**EXERCISE:**
Return the material exactly as supplied, apart from the pictures, which are omitted.

**Dataset rows:**

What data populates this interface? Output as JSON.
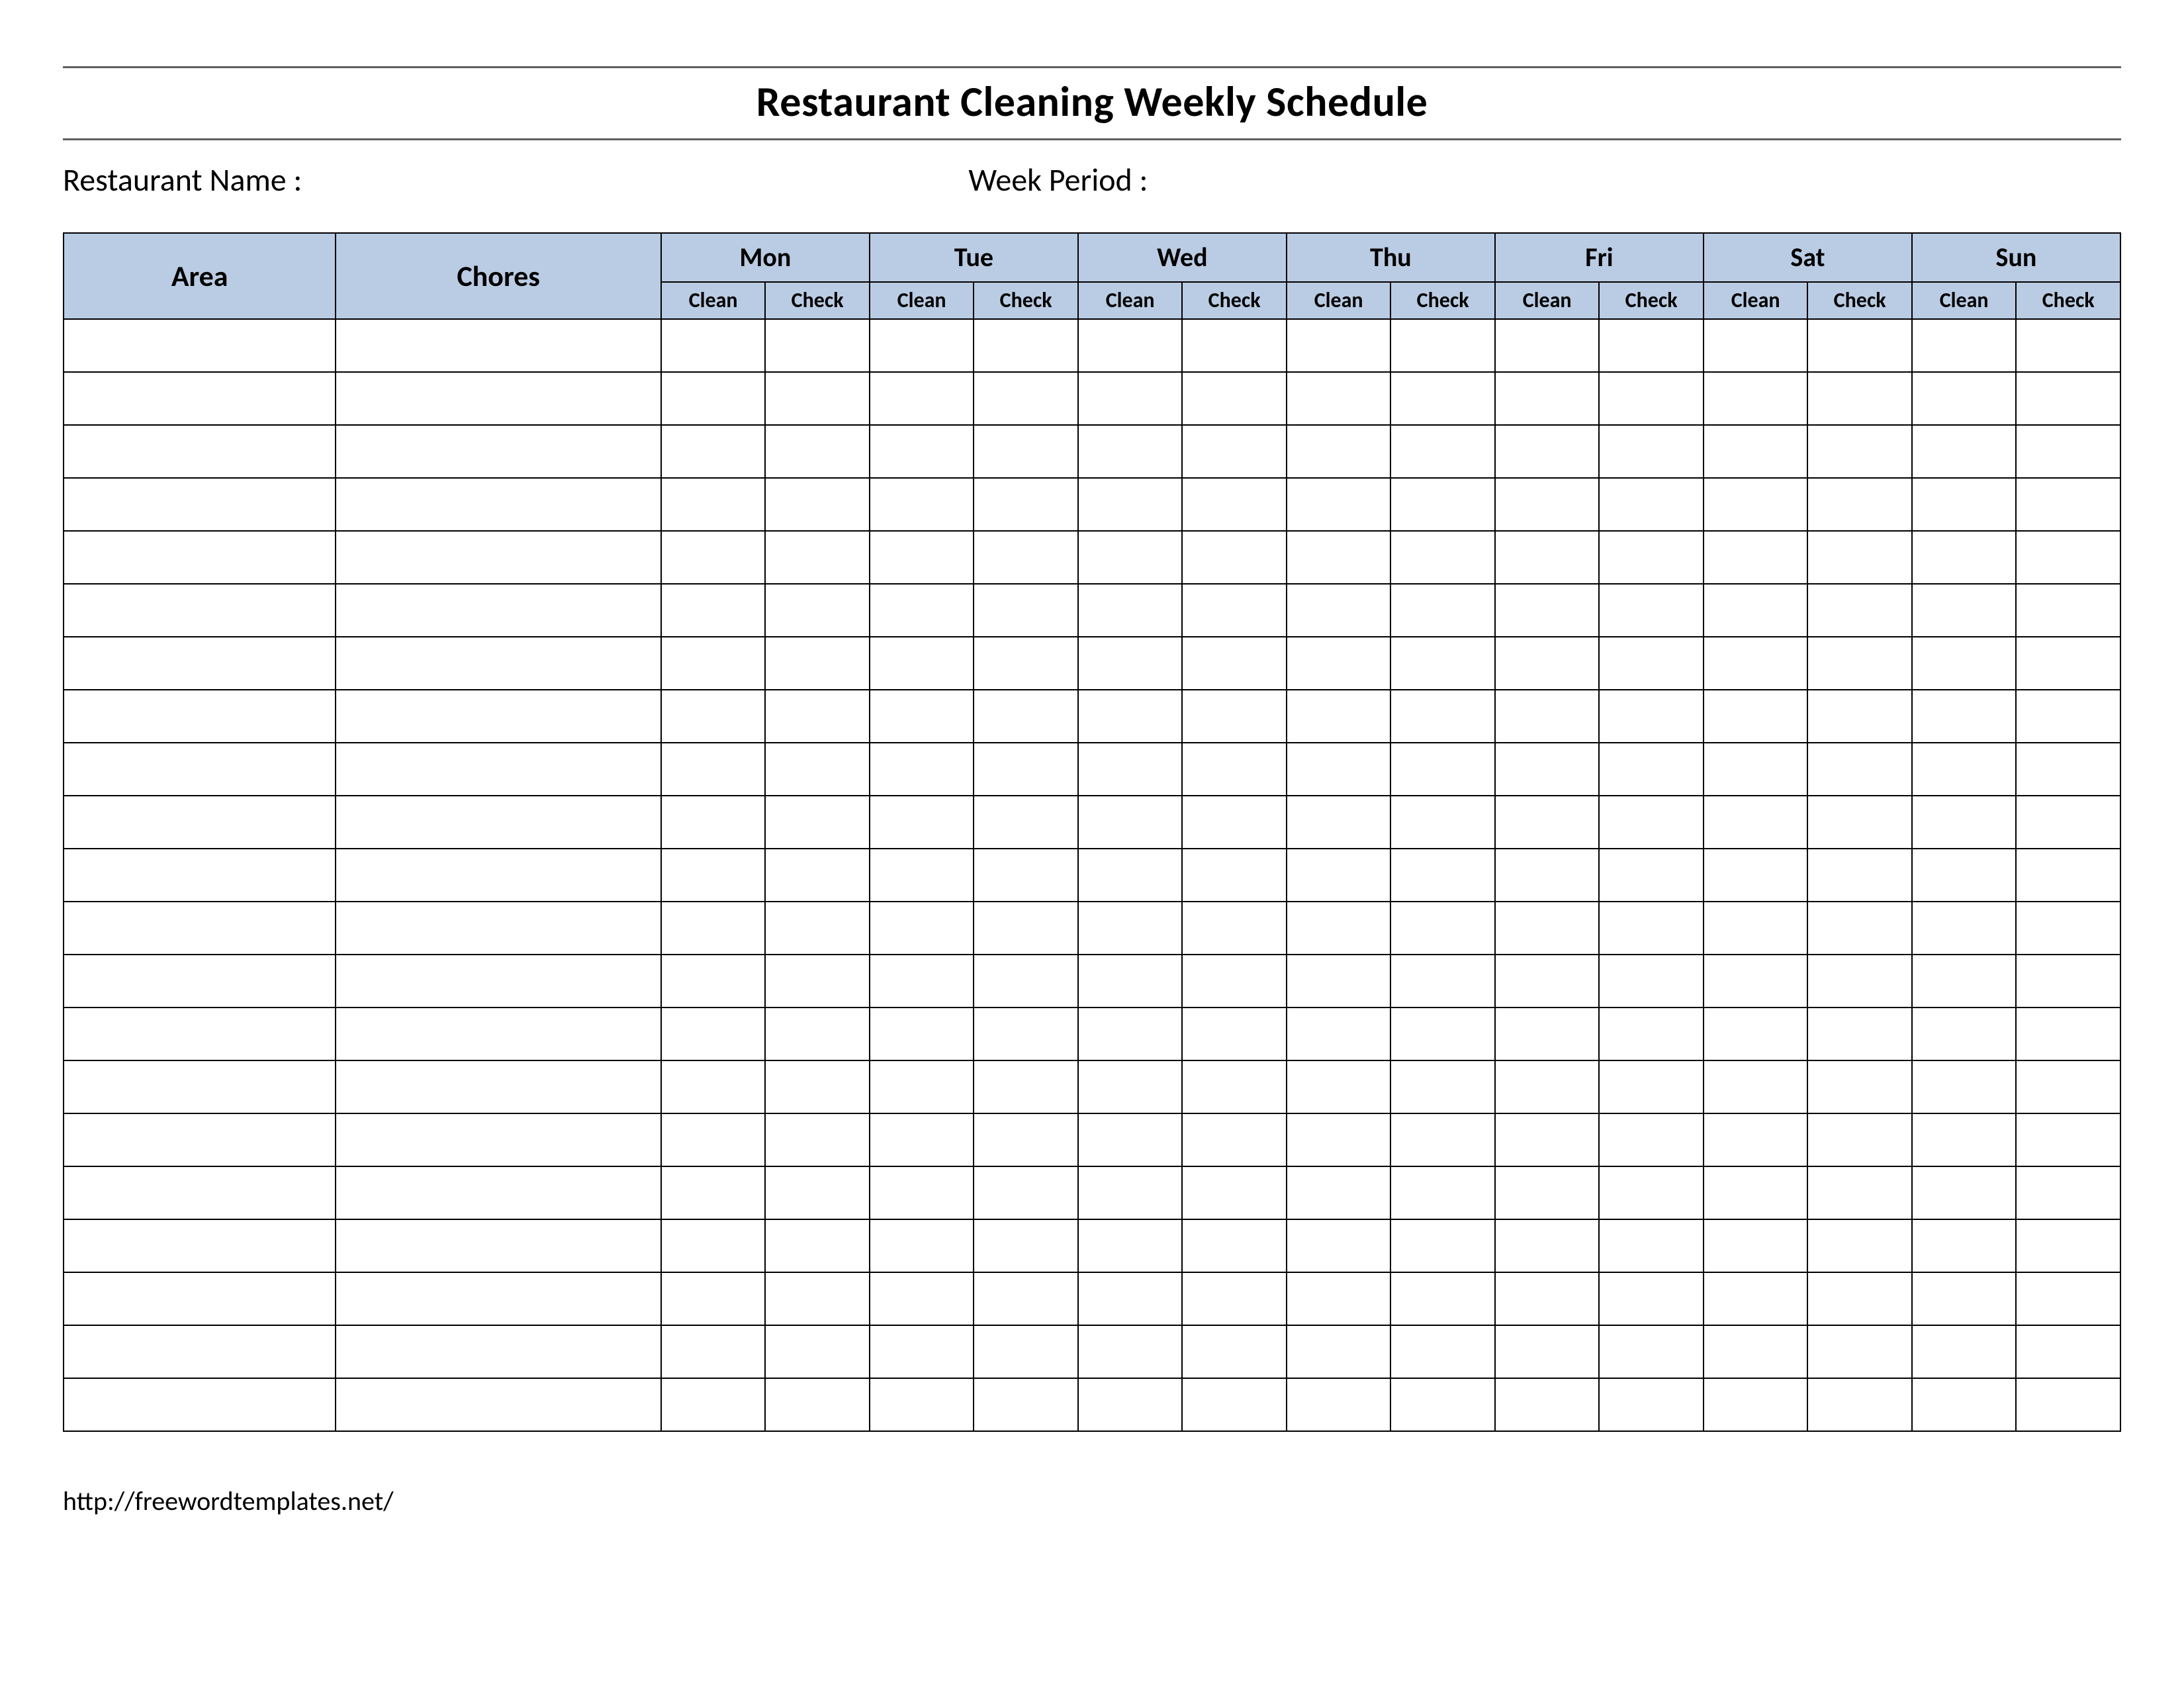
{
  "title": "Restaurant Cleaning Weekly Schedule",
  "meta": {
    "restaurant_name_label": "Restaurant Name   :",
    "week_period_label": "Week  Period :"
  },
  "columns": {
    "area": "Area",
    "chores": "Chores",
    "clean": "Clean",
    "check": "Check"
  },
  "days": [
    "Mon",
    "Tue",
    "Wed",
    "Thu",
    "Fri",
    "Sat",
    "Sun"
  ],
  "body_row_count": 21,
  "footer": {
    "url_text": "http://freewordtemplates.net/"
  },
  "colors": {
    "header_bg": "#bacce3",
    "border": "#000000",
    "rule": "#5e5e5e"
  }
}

**EXERCISE ANSWER:**
What data populates this interface? Output as JSON.
{
  "title": "Restaurant Cleaning Weekly Schedule",
  "meta": {
    "restaurant_name_label": "Restaurant Name   :",
    "week_period_label": "Week  Period :"
  },
  "columns": {
    "area": "Area",
    "chores": "Chores",
    "clean": "Clean",
    "check": "Check"
  },
  "days": [
    "Mon",
    "Tue",
    "Wed",
    "Thu",
    "Fri",
    "Sat",
    "Sun"
  ],
  "body_row_count": 21,
  "footer": {
    "url_text": "http://freewordtemplates.net/"
  },
  "colors": {
    "header_bg": "#bacce3",
    "border": "#000000",
    "rule": "#5e5e5e"
  }
}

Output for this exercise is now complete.